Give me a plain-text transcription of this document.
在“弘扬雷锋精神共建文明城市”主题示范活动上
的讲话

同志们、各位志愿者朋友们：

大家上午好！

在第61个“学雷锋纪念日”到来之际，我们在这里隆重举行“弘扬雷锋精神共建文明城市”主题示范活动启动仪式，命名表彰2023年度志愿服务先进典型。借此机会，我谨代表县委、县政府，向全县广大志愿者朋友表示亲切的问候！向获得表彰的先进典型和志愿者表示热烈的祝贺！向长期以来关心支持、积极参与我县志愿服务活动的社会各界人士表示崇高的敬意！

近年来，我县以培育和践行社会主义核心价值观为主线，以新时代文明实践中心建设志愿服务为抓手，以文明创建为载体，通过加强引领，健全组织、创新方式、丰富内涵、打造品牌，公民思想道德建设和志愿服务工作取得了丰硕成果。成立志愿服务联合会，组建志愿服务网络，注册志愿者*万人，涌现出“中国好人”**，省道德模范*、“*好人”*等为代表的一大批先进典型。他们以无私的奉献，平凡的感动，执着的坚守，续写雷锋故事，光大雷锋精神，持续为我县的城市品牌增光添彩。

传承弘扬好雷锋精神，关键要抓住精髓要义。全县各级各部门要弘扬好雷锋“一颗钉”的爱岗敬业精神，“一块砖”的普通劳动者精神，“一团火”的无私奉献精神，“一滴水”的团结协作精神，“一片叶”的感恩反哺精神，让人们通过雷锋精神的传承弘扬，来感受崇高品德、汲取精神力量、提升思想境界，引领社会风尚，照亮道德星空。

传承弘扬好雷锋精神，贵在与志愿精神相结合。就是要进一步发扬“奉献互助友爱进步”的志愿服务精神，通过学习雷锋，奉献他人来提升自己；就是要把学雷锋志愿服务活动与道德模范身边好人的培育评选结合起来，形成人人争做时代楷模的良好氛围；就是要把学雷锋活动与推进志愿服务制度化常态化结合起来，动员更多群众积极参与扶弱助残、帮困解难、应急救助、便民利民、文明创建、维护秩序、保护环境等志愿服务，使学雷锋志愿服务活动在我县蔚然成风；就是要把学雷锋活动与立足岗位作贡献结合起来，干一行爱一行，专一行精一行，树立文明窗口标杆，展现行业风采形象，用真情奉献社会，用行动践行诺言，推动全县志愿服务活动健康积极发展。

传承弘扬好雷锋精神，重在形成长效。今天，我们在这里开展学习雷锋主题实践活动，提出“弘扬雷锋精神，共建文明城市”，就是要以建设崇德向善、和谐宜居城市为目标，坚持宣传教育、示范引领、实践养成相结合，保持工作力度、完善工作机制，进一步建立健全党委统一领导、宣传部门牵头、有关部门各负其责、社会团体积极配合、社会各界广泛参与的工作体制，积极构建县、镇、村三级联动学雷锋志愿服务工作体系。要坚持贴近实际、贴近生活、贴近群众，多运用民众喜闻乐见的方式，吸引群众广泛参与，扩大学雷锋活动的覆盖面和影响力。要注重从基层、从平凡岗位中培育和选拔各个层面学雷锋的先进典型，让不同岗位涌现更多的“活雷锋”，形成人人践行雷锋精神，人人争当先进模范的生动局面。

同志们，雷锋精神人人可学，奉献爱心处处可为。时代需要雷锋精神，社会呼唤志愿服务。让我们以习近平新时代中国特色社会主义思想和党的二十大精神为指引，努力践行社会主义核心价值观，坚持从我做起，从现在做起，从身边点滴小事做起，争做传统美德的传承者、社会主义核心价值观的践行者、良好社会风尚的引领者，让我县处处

**What to work on**
Only the number should be given: how many lines of the data contain the word "弘扬雷锋精神共建文明城市"?

**Completed task**
2